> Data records

════

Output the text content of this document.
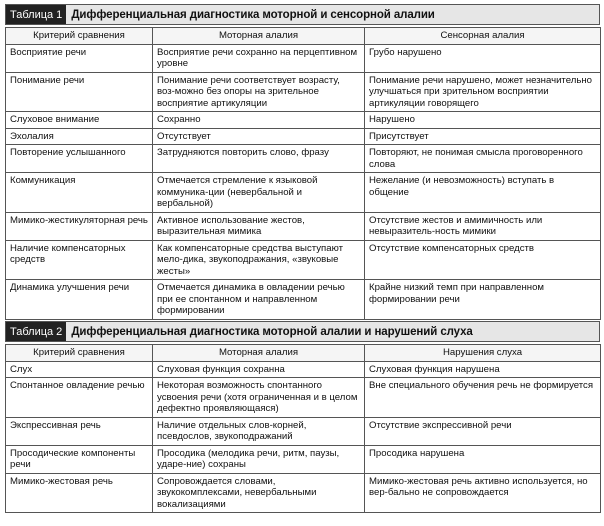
Таблица 1 Дифференциальная диагностика моторной и сенсорной алалии
Критерий сравнения	Моторная алалия	Сенсорная алалия
Восприятие речи	Восприятие речи сохранно на перцептивном уровне	Грубо нарушено
Понимание речи	Понимание речи соответствует возрасту, воз-можно без опоры на зрительное восприятие артикуляции	Понимание речи нарушено, может незначительно улучшаться при зрительном восприятии артикуляции говорящего
Слуховое внимание	Сохранно	Нарушено
Эхолалия	Отсутствует	Присутствует
Повторение услышанного	Затрудняются повторить слово, фразу	Повторяют, не понимая смысла проговоренного слова
Коммуникация	Отмечается стремление к языковой коммуника-ции (невербальной и вербальной)	Нежелание (и невозможность) вступать в общение
Мимико-жестикуляторная речь	Активное использование жестов, выразительная мимика	Отсутствие жестов и амимичность или невыразитель-ность мимики
Наличие компенсаторных средств	Как компенсаторные средства выступают мело-дика, звукоподражания, «звуковые жесты»	Отсутствие компенсаторных средств
Динамика улучшения речи	Отмечается динамика в овладении речью при ее спонтанном и направленном формировании	Крайне низкий темп при направленном формировании речи
Таблица 2 Дифференциальная диагностика моторной алалии и нарушений слуха
Критерий сравнения	Моторная алалия	Нарушения слуха
Слух	Слуховая функция сохранна	Слуховая функция нарушена
Спонтанное овладение речью	Некоторая возможность спонтанного усвоения речи (хотя ограниченная и в целом дефектно проявляющаяся)	Вне специального обучения речь не формируется
Экспрессивная речь	Наличие отдельных слов-корней, псевдослов, звукоподражаний	Отсутствие экспрессивной речи
Просодические компоненты речи	Просодика (мелодика речи, ритм, паузы, ударе-ние) сохраны	Просодика нарушена
Мимико-жестовая речь	Сопровождается словами, звукокомплексами, невербальными вокализациями	Мимико-жестовая речь активно используется, но вер-бально не сопровождается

════

> WORK TO DO
Reproduce the records above exactly, leaving out every picture they contain.

> IN RESPONSE
Output the text content of this document.
Таблица 1 Дифференциальная диагностика моторной и сенсорной алалии
Критерий сравнения	Моторная алалия	Сенсорная алалия
Восприятие речи	Восприятие речи сохранно на перцептивном уровне	Грубо нарушено
Понимание речи	Понимание речи соответствует возрасту, воз-можно без опоры на зрительное восприятие артикуляции	Понимание речи нарушено, может незначительно улучшаться при зрительном восприятии артикуляции говорящего
Слуховое внимание	Сохранно	Нарушено
Эхолалия	Отсутствует	Присутствует
Повторение услышанного	Затрудняются повторить слово, фразу	Повторяют, не понимая смысла проговоренного слова
Коммуникация	Отмечается стремление к языковой коммуника-ции (невербальной и вербальной)	Нежелание (и невозможность) вступать в общение
Мимико-жестикуляторная речь	Активное использование жестов, выразительная мимика	Отсутствие жестов и амимичность или невыразитель-ность мимики
Наличие компенсаторных средств	Как компенсаторные средства выступают мело-дика, звукоподражания, «звуковые жесты»	Отсутствие компенсаторных средств
Динамика улучшения речи	Отмечается динамика в овладении речью при ее спонтанном и направленном формировании	Крайне низкий темп при направленном формировании речи
Таблица 2 Дифференциальная диагностика моторной алалии и нарушений слуха
Критерий сравнения	Моторная алалия	Нарушения слуха
Слух	Слуховая функция сохранна	Слуховая функция нарушена
Спонтанное овладение речью	Некоторая возможность спонтанного усвоения речи (хотя ограниченная и в целом дефектно проявляющаяся)	Вне специального обучения речь не формируется
Экспрессивная речь	Наличие отдельных слов-корней, псевдослов, звукоподражаний	Отсутствие экспрессивной речи
Просодические компоненты речи	Просодика (мелодика речи, ритм, паузы, ударе-ние) сохраны	Просодика нарушена
Мимико-жестовая речь	Сопровождается словами, звукокомплексами, невербальными вокализациями	Мимико-жестовая речь активно используется, но вер-бально не сопровождается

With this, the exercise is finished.